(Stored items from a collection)
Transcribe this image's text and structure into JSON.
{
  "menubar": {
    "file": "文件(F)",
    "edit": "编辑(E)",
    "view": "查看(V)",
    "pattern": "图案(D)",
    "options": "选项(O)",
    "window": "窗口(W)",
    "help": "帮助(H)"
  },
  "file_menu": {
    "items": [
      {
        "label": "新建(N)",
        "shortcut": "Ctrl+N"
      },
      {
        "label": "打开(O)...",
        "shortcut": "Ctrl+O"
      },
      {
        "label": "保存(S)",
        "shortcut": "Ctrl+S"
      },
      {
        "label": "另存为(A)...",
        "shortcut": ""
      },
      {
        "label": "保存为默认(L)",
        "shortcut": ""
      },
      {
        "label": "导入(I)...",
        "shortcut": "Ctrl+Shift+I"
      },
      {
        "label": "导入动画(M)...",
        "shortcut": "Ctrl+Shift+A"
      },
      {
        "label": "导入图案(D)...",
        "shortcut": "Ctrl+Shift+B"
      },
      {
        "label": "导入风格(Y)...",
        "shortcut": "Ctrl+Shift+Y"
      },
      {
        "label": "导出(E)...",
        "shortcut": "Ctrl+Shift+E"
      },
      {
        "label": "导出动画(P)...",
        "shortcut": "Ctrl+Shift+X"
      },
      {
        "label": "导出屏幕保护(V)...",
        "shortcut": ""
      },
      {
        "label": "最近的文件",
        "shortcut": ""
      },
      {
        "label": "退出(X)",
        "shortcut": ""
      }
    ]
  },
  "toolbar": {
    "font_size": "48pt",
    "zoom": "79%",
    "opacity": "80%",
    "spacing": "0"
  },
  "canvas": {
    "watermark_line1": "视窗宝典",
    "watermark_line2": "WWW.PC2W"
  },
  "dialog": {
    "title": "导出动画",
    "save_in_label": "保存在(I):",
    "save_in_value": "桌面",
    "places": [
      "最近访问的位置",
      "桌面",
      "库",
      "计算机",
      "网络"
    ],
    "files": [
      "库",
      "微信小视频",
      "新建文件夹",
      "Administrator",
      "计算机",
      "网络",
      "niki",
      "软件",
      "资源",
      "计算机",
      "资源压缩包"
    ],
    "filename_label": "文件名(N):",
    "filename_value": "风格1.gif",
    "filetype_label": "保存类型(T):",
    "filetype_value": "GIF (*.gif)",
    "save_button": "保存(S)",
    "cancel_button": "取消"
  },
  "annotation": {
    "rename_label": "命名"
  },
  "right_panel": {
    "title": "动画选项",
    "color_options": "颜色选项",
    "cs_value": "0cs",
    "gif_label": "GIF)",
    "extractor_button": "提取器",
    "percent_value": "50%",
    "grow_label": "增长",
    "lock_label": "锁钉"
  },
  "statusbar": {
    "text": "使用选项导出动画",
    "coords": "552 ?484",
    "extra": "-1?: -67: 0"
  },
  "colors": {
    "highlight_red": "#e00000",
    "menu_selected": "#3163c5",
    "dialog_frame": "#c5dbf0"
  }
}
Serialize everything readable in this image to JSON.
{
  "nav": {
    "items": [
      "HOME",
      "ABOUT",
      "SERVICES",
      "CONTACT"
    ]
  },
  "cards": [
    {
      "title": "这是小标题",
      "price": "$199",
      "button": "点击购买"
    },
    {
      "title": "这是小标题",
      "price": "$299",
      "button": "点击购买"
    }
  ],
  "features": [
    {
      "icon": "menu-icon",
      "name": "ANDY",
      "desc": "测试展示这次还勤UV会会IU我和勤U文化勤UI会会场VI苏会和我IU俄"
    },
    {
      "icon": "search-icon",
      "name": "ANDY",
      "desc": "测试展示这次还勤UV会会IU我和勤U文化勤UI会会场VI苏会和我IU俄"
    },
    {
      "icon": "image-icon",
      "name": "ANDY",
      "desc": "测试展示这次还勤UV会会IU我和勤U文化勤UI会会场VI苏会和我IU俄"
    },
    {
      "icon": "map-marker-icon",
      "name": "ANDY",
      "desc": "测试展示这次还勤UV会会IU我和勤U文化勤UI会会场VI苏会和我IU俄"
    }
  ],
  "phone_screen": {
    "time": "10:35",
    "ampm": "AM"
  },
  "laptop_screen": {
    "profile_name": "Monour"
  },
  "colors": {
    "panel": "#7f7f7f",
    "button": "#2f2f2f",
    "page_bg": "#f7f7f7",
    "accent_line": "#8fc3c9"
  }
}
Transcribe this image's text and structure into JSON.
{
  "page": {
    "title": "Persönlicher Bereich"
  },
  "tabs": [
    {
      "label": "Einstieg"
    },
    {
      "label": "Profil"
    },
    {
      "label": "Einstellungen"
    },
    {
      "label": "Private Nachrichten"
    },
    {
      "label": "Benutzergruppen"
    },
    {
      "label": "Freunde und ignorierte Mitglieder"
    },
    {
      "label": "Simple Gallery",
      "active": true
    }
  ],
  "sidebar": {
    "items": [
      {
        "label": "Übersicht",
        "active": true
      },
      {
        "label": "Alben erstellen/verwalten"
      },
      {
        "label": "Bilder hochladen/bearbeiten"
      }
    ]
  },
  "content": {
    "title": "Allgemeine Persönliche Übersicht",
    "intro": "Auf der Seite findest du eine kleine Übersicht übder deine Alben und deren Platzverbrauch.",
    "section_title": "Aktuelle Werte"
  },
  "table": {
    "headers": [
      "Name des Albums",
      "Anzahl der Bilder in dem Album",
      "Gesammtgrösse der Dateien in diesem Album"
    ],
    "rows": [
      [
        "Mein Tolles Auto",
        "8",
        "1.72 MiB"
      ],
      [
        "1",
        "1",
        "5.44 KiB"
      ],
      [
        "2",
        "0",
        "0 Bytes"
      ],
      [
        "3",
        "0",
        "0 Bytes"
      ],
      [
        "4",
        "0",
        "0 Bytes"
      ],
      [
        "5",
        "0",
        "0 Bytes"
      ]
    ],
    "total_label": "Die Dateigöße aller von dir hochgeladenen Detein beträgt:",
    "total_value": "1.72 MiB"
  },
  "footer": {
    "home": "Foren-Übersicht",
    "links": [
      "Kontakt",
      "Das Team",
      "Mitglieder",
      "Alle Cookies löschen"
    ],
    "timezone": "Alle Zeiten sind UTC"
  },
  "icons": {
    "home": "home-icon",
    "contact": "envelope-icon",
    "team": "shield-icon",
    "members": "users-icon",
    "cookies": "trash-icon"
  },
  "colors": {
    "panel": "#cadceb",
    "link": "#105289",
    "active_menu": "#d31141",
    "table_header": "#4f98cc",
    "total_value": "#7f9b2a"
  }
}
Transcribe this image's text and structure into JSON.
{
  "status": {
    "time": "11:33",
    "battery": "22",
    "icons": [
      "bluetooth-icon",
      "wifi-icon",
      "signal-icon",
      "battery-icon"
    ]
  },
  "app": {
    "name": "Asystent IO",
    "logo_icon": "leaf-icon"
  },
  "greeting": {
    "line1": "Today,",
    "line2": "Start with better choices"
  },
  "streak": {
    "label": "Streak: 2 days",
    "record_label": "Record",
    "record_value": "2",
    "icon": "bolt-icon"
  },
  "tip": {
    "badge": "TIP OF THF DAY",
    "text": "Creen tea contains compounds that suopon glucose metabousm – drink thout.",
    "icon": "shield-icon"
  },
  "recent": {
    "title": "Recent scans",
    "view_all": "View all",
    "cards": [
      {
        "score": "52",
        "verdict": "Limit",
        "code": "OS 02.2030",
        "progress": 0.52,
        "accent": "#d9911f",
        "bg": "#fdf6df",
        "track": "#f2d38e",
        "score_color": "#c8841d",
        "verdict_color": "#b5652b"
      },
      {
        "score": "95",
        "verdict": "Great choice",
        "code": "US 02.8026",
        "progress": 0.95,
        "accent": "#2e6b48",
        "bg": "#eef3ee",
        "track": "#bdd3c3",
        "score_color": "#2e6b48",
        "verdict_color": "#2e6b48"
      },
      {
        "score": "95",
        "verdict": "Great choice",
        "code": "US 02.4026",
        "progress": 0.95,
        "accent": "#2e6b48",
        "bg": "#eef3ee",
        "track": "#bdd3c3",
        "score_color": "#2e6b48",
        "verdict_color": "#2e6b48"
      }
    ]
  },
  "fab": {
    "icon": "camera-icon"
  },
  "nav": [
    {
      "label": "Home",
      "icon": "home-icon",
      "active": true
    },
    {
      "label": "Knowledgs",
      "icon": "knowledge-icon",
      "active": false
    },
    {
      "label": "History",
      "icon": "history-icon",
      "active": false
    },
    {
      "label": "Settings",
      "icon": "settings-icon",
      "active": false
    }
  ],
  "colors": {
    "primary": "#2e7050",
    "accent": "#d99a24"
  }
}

=== PROBLEM DESCRIPTION ===
Looking at the material above, count the lines that hold "Bilder" and give the total alone.

=== COMPLETED TASK ===
2